==== Data supplied

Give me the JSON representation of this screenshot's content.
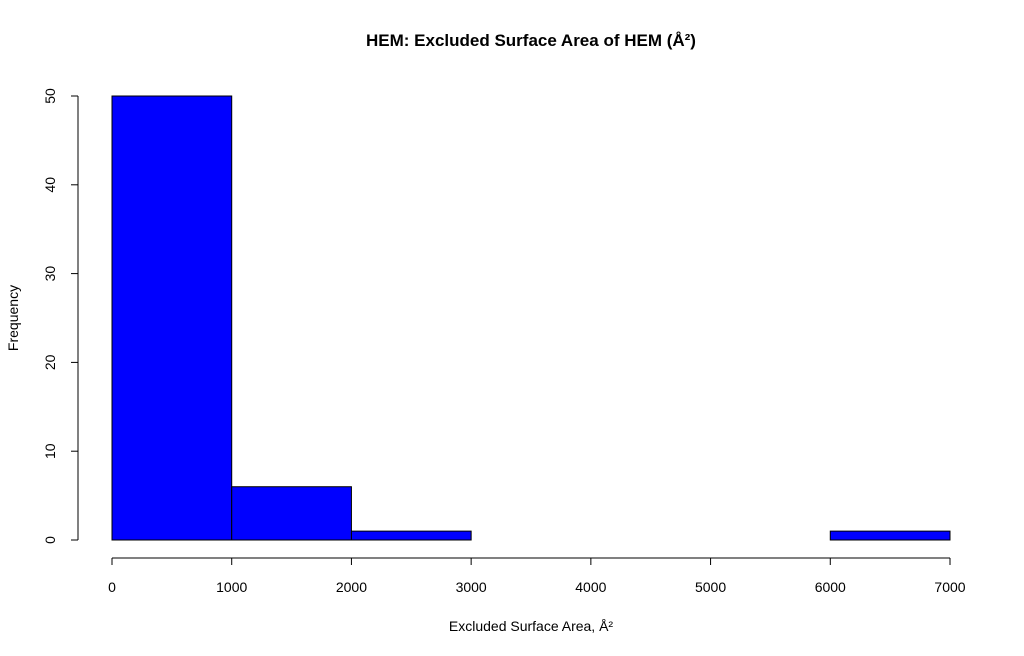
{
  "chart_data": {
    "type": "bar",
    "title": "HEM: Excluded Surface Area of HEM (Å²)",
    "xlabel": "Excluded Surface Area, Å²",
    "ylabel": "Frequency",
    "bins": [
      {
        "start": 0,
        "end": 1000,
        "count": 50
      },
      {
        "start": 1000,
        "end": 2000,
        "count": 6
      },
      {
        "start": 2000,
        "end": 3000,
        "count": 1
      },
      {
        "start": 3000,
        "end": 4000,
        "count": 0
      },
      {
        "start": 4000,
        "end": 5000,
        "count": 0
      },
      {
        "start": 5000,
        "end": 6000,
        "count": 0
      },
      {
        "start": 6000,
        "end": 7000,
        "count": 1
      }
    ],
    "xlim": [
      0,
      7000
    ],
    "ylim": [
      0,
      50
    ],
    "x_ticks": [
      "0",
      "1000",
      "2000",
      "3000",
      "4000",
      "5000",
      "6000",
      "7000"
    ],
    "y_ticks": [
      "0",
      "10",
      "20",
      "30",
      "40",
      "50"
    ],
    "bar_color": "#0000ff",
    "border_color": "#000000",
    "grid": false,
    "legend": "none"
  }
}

========

Pull every line containing "start" from the material above.

Output below:
        "start": 0,
        "start": 1000,
        "start": 2000,
        "start": 3000,
        "start": 4000,
        "start": 5000,
        "start": 6000,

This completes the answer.